» **THE TASK**
Write out the entire listing below exactly, with the pictures left out.

[Dataset records]
--- Begin ---

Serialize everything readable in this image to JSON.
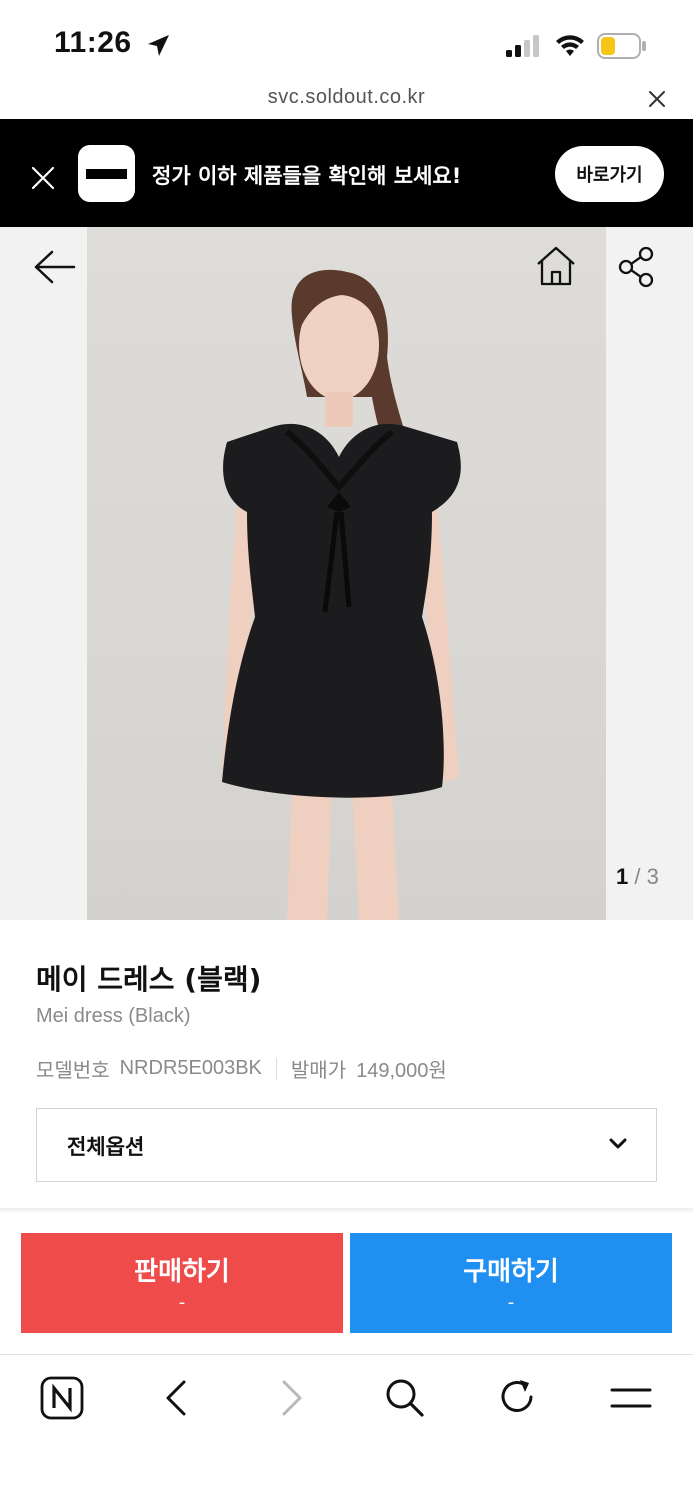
{
  "status_bar": {
    "time": "11:26",
    "icons": [
      "location-arrow-icon",
      "cellular-signal-icon",
      "wifi-icon",
      "battery-low-icon"
    ],
    "battery_color": "#f5c518"
  },
  "browser": {
    "url": "svc.soldout.co.kr"
  },
  "promo_banner": {
    "text": "정가 이하 제품들을 확인해 보세요!",
    "button_label": "바로가기",
    "background_color": "#000000"
  },
  "product": {
    "pager_current": "1",
    "pager_separator": "/",
    "pager_total": "3",
    "name_ko": "메이 드레스 (블랙)",
    "name_en": "Mei dress (Black)",
    "model_label": "모델번호",
    "model_value": "NRDR5E003BK",
    "release_price_label": "발매가",
    "release_price_value": "149,000원",
    "options_label": "전체옵션"
  },
  "actions": {
    "sell_label": "판매하기",
    "sell_price": "-",
    "sell_color": "#ef4b4a",
    "buy_label": "구매하기",
    "buy_price": "-",
    "buy_color": "#1f8ff2"
  },
  "toolbar": {
    "icons": [
      "naver-n-icon",
      "back-arrow-icon",
      "forward-arrow-icon",
      "search-icon",
      "refresh-icon",
      "menu-icon"
    ]
  }
}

--- End ---

» **FULL RESPONSE**
Serialize everything readable in this image to JSON.
{
  "status_bar": {
    "time": "11:26",
    "icons": [
      "location-arrow-icon",
      "cellular-signal-icon",
      "wifi-icon",
      "battery-low-icon"
    ],
    "battery_color": "#f5c518"
  },
  "browser": {
    "url": "svc.soldout.co.kr"
  },
  "promo_banner": {
    "text": "정가 이하 제품들을 확인해 보세요!",
    "button_label": "바로가기",
    "background_color": "#000000"
  },
  "product": {
    "pager_current": "1",
    "pager_separator": "/",
    "pager_total": "3",
    "name_ko": "메이 드레스 (블랙)",
    "name_en": "Mei dress (Black)",
    "model_label": "모델번호",
    "model_value": "NRDR5E003BK",
    "release_price_label": "발매가",
    "release_price_value": "149,000원",
    "options_label": "전체옵션"
  },
  "actions": {
    "sell_label": "판매하기",
    "sell_price": "-",
    "sell_color": "#ef4b4a",
    "buy_label": "구매하기",
    "buy_price": "-",
    "buy_color": "#1f8ff2"
  },
  "toolbar": {
    "icons": [
      "naver-n-icon",
      "back-arrow-icon",
      "forward-arrow-icon",
      "search-icon",
      "refresh-icon",
      "menu-icon"
    ]
  }
}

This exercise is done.